TASK GOAL: From the entries that follow, extract each line holding the string "Verpackungsmittel".

DATA EXCERPTS:
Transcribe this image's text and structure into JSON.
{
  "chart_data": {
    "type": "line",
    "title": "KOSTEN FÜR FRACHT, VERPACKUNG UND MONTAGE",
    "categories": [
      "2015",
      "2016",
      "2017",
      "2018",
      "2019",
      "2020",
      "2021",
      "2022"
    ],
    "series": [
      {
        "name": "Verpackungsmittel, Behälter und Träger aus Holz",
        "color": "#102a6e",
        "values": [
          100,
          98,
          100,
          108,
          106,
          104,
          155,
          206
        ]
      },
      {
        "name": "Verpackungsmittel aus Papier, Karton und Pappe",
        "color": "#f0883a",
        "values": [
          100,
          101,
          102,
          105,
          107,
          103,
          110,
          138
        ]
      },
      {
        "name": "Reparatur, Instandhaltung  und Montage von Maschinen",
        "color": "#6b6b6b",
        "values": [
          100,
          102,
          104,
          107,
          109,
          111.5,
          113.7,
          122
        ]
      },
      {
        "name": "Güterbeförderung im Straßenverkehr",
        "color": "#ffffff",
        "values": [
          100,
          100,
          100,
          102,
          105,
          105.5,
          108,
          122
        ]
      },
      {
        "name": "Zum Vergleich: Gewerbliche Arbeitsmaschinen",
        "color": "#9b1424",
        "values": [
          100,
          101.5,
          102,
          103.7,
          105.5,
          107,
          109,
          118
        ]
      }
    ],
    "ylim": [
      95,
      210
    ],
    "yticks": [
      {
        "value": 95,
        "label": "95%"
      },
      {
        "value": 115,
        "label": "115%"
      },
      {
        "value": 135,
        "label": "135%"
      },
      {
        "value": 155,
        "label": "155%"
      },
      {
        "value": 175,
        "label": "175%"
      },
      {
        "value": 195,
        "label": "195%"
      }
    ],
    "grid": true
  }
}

EXERCISE RESPONSE:
        "name": "Verpackungsmittel, Behälter und Träger aus Holz",
        "name": "Verpackungsmittel aus Papier, Karton und Pappe",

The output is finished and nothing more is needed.